Extracted data entries:

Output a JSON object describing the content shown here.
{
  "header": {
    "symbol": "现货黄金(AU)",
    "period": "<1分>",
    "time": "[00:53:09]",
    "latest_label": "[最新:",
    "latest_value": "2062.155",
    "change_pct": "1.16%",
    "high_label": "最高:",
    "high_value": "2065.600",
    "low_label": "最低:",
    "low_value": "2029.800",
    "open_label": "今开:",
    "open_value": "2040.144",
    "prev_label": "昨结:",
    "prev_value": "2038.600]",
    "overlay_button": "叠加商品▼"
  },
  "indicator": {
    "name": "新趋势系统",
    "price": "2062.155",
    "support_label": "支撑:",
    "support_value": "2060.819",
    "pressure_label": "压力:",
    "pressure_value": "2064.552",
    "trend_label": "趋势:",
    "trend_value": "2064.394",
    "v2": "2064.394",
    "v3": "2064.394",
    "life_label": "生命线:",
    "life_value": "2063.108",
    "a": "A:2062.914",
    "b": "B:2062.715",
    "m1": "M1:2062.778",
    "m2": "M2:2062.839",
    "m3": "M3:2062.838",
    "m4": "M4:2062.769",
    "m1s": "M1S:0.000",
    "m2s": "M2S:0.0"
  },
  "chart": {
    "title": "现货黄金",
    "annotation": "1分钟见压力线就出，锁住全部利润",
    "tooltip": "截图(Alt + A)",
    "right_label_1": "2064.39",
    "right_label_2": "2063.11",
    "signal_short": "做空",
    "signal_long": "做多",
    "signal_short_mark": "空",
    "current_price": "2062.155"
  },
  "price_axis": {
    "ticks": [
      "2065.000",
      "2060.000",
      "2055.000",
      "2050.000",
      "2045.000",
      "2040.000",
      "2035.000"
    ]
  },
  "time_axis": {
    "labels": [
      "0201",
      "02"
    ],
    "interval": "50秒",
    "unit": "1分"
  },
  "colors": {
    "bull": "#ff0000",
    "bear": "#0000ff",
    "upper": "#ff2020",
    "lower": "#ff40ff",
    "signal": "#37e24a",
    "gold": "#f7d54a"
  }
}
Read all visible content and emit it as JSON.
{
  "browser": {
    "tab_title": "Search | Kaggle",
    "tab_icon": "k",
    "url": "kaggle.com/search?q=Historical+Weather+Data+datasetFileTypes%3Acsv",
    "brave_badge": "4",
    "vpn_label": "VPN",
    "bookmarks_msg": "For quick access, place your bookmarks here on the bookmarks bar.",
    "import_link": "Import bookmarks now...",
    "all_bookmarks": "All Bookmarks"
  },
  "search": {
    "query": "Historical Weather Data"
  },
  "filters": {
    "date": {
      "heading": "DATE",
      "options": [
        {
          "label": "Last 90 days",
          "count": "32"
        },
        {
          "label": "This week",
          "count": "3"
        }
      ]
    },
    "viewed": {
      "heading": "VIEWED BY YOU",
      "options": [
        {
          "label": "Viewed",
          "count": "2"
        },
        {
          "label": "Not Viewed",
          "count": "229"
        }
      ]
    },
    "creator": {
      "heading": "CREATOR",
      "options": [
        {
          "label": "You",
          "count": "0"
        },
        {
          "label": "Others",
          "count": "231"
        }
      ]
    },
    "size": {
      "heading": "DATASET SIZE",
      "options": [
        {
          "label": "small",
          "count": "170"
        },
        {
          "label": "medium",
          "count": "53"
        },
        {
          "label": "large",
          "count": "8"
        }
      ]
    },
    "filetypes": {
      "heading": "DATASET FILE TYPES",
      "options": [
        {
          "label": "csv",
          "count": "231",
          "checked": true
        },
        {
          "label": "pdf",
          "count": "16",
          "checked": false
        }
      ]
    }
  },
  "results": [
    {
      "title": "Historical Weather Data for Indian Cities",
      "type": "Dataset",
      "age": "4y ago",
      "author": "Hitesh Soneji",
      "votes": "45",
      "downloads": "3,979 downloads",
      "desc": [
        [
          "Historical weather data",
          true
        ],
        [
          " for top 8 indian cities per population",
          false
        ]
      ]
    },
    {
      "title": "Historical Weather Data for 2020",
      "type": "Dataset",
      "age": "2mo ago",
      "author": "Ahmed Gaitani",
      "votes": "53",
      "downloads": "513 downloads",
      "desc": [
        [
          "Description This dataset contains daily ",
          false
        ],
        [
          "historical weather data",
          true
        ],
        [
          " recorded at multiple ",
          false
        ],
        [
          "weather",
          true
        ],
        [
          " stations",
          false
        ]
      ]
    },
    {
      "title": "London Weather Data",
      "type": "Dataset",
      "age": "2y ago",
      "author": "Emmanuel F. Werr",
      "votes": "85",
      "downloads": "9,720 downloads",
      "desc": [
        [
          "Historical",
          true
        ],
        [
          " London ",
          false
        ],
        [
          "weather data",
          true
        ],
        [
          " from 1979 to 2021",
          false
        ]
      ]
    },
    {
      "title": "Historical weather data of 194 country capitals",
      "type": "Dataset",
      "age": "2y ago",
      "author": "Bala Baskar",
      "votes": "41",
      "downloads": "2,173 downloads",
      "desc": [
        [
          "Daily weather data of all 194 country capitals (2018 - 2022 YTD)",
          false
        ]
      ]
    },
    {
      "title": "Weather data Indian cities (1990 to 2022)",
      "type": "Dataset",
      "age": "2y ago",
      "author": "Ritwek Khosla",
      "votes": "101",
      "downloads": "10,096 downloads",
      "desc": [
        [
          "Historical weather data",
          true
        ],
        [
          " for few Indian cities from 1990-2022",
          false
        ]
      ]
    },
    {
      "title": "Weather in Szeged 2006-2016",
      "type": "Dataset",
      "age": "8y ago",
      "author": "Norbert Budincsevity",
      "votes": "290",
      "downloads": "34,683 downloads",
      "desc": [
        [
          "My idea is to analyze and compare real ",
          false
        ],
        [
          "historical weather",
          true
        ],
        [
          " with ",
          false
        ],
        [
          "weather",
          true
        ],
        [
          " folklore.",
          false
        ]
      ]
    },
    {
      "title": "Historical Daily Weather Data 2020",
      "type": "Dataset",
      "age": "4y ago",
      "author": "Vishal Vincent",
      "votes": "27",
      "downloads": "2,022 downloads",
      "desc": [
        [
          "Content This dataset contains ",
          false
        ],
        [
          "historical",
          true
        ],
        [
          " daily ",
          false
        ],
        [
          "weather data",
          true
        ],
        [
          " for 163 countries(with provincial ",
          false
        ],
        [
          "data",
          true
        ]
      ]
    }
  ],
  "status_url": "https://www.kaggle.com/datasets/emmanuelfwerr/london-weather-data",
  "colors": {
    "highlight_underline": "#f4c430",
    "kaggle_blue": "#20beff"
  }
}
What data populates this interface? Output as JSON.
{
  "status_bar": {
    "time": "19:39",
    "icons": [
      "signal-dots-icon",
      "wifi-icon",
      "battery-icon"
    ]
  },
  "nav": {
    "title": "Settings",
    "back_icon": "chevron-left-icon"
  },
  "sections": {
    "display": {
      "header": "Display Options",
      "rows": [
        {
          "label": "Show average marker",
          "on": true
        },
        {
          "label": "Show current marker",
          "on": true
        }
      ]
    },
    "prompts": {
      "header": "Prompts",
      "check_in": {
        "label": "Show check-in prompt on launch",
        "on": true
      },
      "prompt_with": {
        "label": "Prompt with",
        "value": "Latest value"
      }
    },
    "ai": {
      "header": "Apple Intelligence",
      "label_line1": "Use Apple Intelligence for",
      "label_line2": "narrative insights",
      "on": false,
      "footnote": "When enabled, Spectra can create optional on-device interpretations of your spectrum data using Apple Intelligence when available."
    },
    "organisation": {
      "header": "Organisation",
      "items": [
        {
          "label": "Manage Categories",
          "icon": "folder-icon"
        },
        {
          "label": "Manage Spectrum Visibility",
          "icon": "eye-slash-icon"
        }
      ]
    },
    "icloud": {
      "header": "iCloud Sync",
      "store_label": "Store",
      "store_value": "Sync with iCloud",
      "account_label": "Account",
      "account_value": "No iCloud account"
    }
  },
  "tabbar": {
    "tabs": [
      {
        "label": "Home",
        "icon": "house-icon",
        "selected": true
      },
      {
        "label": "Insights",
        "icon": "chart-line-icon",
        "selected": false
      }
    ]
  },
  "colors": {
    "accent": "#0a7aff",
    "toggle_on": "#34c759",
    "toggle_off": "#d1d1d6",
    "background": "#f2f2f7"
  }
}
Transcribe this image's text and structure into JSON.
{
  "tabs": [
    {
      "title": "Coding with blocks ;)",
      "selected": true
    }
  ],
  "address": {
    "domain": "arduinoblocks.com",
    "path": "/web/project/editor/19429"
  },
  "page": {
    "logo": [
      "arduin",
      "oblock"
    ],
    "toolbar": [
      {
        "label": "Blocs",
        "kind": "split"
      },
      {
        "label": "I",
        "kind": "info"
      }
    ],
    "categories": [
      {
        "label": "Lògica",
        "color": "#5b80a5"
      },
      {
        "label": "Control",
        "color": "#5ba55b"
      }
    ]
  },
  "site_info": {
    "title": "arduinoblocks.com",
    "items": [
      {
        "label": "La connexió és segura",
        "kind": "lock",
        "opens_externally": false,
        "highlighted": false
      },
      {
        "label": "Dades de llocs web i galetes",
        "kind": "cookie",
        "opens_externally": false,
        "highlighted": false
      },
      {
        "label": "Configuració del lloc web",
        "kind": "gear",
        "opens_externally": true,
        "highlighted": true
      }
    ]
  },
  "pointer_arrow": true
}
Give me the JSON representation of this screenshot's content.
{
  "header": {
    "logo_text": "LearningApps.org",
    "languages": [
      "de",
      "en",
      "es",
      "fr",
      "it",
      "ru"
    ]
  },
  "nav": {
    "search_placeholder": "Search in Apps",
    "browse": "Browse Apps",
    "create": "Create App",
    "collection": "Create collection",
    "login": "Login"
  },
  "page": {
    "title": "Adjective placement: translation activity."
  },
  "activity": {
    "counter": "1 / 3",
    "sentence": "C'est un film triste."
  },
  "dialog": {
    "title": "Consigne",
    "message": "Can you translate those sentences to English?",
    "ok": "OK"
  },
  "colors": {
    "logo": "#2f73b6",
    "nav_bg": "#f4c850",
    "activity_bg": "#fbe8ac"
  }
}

## Written instruction
Keep only the lines that hold the string "your", and copy them out.

## Solution below
    "bookmarks_msg": "For quick access, place your bookmarks here on the bookmarks bar.",
      "footnote": "When enabled, Spectra can create optional on-device interpretations of your spectrum data using Apple Intelligence when available."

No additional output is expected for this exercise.